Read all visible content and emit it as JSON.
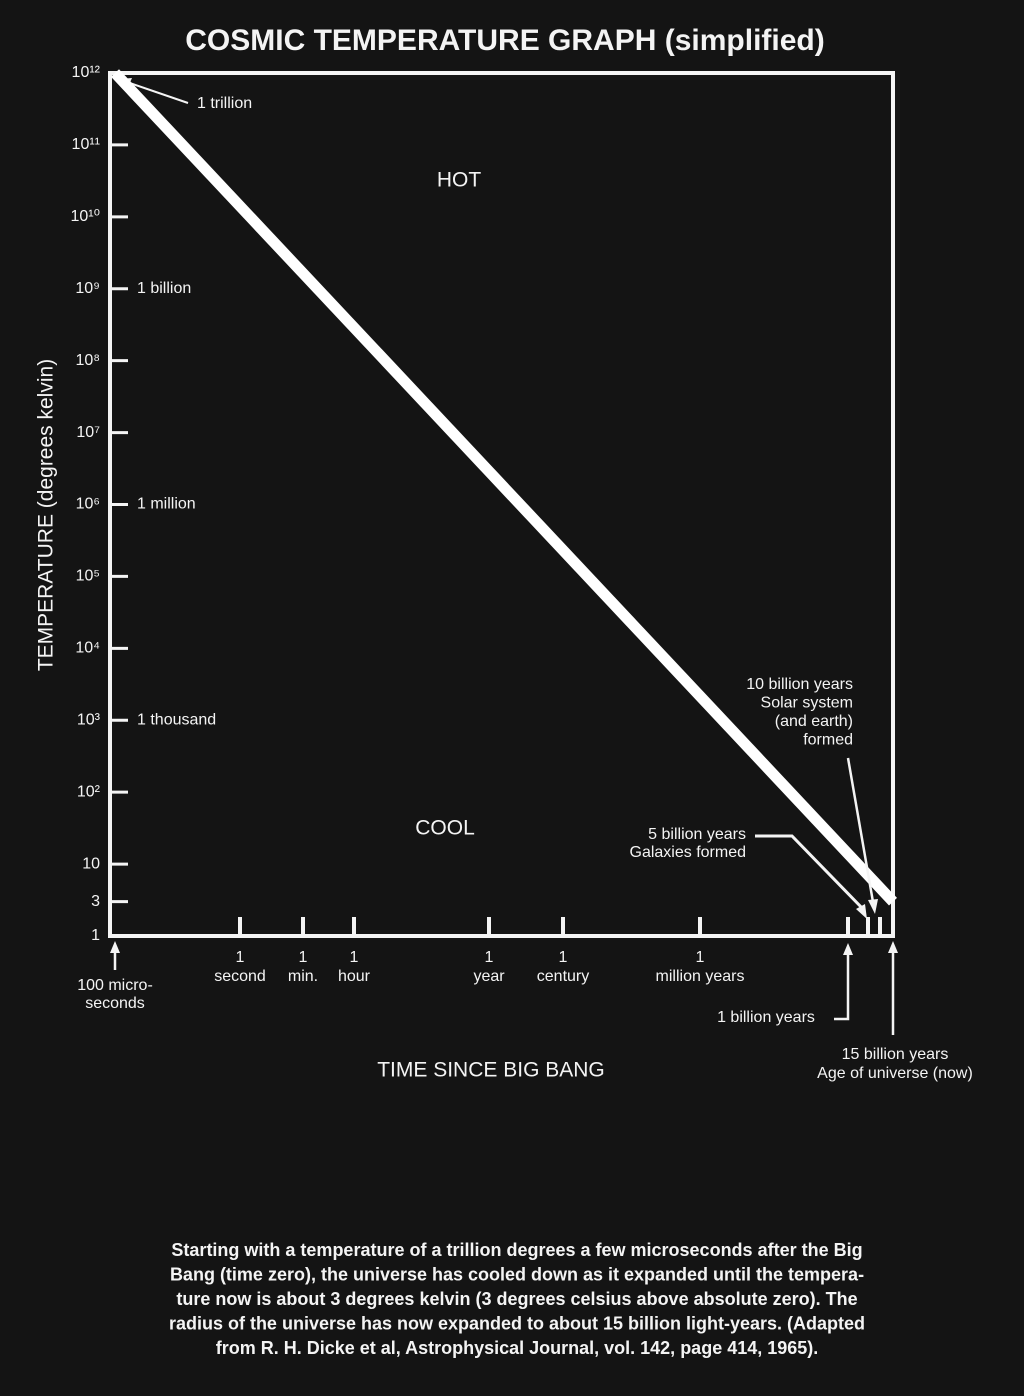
{
  "chart_data": {
    "type": "line",
    "title": "COSMIC TEMPERATURE GRAPH (simplified)",
    "y_label": "TEMPERATURE (degrees kelvin)",
    "x_label": "TIME SINCE BIG BANG",
    "log_y": true,
    "color": "#ffffff",
    "ylim": [
      1,
      1000000000000
    ],
    "yticks": [
      {
        "value": 1000000000000,
        "label": "10¹²"
      },
      {
        "value": 100000000000,
        "label": "10¹¹"
      },
      {
        "value": 10000000000,
        "label": "10¹⁰"
      },
      {
        "value": 1000000000,
        "label": "10⁹"
      },
      {
        "value": 100000000,
        "label": "10⁸"
      },
      {
        "value": 10000000,
        "label": "10⁷"
      },
      {
        "value": 1000000,
        "label": "10⁶"
      },
      {
        "value": 100000,
        "label": "10⁵"
      },
      {
        "value": 10000,
        "label": "10⁴"
      },
      {
        "value": 1000,
        "label": "10³"
      },
      {
        "value": 100,
        "label": "10²"
      },
      10,
      3,
      1
    ],
    "y_named_levels": [
      {
        "value": 1000000000000,
        "label": "1 trillion"
      },
      {
        "value": 1000000000,
        "label": "1 billion"
      },
      {
        "value": 1000000,
        "label": "1 million"
      },
      {
        "value": 1000,
        "label": "1 thousand"
      }
    ],
    "categories": [
      [
        "100 micro-",
        "seconds"
      ],
      [
        "1",
        "second"
      ],
      [
        "1",
        "min."
      ],
      [
        "1",
        "hour"
      ],
      [
        "1",
        "year"
      ],
      [
        "1",
        "century"
      ],
      [
        "1",
        "million years"
      ],
      [
        "1 billion years"
      ],
      [
        "5 billion years",
        "Galaxies formed"
      ],
      [
        "10 billion years",
        "Solar system",
        "(and earth)",
        "formed"
      ],
      [
        "15 billion years",
        "Age of universe (now)"
      ]
    ],
    "line": {
      "values": [
        1000000000000,
        3
      ]
    },
    "regions": [
      "HOT",
      "COOL"
    ],
    "caption": [
      "Starting with a temperature of a trillion degrees a few microseconds after the Big",
      "Bang (time zero), the universe has cooled down as it expanded until the tempera-",
      "ture now is about 3 degrees kelvin (3 degrees celsius above absolute zero). The",
      "radius of the universe has now expanded to about 15 billion light-years. (Adapted",
      "from R. H. Dicke et al, Astrophysical Journal, vol. 142, page 414, 1965)."
    ]
  }
}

-- WRITTEN REQUEST --
Reproduce each line holding the word "about".

-- SOLUTION TO THE PROBLEM --
      "ture now is about 3 degrees kelvin (3 degrees celsius above absolute zero). The",
      "radius of the universe has now expanded to about 15 billion light-years. (Adapted",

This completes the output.